══ Data supplied

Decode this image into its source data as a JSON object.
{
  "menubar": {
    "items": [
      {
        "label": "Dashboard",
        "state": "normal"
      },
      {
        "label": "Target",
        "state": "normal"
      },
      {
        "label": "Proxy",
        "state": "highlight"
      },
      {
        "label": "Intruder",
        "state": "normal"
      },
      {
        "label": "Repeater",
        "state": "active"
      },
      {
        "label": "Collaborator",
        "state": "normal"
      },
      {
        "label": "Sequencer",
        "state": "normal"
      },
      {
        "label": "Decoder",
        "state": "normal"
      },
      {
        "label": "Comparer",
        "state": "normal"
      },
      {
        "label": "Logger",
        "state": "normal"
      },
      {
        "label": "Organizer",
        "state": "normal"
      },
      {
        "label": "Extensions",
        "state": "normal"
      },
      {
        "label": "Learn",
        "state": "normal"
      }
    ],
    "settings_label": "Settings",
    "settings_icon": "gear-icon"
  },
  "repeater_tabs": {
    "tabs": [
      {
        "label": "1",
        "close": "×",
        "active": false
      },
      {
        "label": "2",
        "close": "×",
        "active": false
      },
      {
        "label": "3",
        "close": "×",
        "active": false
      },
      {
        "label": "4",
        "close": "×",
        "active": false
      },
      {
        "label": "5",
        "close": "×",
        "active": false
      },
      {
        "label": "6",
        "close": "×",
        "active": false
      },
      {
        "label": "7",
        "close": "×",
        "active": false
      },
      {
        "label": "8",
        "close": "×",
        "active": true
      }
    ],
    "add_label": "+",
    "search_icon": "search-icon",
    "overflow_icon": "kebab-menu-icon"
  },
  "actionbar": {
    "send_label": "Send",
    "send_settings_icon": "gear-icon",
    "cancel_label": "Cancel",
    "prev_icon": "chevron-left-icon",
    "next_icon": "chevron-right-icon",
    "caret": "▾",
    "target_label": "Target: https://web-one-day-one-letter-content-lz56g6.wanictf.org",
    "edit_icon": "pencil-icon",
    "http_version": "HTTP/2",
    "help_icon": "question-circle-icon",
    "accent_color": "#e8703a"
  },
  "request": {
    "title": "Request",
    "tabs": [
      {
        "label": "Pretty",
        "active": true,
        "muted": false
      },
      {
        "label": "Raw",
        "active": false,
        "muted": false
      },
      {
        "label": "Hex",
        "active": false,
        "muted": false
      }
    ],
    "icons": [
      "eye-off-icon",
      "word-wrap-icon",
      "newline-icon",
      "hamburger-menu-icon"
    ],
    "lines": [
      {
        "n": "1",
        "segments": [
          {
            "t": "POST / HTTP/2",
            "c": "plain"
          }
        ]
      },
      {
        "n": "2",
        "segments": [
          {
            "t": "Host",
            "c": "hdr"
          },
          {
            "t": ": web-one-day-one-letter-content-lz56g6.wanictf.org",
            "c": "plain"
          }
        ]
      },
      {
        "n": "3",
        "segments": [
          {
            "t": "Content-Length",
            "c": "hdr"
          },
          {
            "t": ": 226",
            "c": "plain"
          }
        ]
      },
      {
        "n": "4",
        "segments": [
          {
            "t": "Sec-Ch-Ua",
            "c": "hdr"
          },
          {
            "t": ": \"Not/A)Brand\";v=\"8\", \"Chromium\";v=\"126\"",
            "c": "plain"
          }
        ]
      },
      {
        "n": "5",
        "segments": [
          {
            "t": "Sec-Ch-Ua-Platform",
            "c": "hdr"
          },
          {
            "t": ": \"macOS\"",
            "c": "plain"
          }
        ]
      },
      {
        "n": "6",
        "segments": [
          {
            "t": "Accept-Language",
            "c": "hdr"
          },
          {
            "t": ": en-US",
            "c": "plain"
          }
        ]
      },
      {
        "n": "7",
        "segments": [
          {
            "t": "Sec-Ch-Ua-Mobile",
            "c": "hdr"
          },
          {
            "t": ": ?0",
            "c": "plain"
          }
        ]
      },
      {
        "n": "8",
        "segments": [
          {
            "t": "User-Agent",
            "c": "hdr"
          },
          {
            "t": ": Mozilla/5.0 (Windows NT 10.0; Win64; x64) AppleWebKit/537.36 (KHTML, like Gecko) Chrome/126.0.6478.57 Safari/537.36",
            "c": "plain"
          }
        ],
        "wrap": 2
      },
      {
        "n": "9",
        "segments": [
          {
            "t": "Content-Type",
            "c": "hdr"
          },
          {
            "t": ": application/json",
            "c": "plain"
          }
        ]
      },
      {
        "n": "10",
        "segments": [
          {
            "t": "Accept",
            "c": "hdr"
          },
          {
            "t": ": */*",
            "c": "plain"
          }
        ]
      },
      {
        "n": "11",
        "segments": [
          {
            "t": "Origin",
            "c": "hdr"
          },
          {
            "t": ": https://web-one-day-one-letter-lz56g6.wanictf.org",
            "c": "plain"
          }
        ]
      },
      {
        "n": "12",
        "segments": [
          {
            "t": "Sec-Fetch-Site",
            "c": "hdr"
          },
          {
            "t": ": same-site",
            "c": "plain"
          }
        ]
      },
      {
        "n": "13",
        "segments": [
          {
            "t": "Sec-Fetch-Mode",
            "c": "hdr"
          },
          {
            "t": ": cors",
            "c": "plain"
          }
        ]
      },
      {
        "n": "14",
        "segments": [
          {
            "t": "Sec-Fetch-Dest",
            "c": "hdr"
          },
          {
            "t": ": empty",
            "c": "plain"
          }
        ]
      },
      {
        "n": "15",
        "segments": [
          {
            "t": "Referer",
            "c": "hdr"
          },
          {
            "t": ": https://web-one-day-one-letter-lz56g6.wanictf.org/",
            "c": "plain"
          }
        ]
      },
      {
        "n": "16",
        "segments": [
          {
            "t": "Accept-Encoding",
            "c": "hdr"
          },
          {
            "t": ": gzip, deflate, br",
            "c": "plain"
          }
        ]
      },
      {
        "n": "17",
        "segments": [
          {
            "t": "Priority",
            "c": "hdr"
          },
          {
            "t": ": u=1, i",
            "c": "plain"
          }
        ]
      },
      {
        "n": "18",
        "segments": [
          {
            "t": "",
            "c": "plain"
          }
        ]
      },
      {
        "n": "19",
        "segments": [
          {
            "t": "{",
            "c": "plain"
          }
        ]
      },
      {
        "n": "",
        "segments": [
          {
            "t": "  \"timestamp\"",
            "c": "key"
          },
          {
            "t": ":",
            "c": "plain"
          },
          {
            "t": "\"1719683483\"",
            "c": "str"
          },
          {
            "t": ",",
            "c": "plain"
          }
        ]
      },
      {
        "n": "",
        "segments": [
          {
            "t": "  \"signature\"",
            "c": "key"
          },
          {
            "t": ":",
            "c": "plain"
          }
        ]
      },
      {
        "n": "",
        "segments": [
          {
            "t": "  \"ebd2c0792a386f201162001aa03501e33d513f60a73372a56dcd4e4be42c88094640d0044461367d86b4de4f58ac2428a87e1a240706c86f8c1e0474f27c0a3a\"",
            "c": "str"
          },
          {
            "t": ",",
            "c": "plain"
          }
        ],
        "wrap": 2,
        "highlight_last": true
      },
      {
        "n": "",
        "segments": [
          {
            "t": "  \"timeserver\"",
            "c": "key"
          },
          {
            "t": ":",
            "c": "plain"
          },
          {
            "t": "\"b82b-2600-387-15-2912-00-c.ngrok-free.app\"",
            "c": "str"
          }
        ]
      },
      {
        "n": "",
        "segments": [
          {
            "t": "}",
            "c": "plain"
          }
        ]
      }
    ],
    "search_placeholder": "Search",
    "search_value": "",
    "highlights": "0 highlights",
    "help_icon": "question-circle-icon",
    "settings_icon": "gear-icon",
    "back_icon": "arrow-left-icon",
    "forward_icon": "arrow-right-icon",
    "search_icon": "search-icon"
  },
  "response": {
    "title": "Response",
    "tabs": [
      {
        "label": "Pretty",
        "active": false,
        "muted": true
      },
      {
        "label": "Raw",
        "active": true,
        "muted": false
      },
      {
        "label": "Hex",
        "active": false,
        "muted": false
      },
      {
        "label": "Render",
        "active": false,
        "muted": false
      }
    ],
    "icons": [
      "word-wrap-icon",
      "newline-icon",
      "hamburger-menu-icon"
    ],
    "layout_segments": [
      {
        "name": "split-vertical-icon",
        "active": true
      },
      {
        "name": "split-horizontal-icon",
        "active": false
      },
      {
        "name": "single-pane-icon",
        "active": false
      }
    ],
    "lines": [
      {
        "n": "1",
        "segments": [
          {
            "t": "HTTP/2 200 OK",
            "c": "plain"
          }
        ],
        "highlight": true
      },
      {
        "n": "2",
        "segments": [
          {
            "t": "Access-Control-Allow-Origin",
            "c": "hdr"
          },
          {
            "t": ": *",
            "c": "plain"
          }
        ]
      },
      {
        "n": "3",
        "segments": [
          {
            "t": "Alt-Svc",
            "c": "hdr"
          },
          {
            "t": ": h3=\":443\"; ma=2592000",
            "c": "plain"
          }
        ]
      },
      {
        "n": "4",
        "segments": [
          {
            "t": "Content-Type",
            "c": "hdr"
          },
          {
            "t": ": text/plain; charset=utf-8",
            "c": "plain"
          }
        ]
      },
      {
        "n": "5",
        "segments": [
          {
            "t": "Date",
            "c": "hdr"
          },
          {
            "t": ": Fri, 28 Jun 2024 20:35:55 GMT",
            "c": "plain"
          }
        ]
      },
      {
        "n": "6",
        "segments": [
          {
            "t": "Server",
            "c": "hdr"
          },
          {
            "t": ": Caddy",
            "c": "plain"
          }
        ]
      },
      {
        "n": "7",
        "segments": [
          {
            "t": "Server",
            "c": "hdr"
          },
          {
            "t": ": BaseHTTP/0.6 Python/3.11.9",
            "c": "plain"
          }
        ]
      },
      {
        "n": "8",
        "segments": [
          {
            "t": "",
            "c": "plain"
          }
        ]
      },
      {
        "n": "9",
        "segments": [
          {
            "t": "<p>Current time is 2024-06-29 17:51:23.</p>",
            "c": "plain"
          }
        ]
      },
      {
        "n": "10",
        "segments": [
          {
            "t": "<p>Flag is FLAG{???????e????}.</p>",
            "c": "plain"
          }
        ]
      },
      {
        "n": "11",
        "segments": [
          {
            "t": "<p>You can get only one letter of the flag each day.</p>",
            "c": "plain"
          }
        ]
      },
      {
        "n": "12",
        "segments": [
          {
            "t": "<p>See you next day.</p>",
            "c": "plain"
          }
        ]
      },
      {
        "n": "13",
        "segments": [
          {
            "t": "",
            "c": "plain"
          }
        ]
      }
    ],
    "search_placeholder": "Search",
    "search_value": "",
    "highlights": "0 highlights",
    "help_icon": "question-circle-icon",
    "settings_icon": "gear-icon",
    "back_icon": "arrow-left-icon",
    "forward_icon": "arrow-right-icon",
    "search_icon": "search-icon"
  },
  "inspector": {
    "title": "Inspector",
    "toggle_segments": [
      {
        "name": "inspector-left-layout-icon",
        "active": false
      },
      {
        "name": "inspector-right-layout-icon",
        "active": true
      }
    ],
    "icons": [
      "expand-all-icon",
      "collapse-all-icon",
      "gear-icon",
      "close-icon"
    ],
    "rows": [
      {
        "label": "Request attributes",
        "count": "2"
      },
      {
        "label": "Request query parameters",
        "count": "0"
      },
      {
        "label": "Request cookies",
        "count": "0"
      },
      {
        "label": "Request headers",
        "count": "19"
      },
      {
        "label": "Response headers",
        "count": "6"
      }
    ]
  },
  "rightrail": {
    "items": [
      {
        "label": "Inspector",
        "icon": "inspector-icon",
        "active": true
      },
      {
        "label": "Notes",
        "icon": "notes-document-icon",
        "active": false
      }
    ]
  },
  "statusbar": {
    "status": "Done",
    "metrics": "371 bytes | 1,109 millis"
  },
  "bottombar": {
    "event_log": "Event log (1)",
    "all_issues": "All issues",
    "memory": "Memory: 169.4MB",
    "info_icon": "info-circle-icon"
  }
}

════

- [Prompt] Return each line among the entries that holds the word "gear".

- [Complete answer]
    "settings_icon": "gear-icon"
    "send_settings_icon": "gear-icon",
    "settings_icon": "gear-icon",
    "settings_icon": "gear-icon",
      "gear-icon",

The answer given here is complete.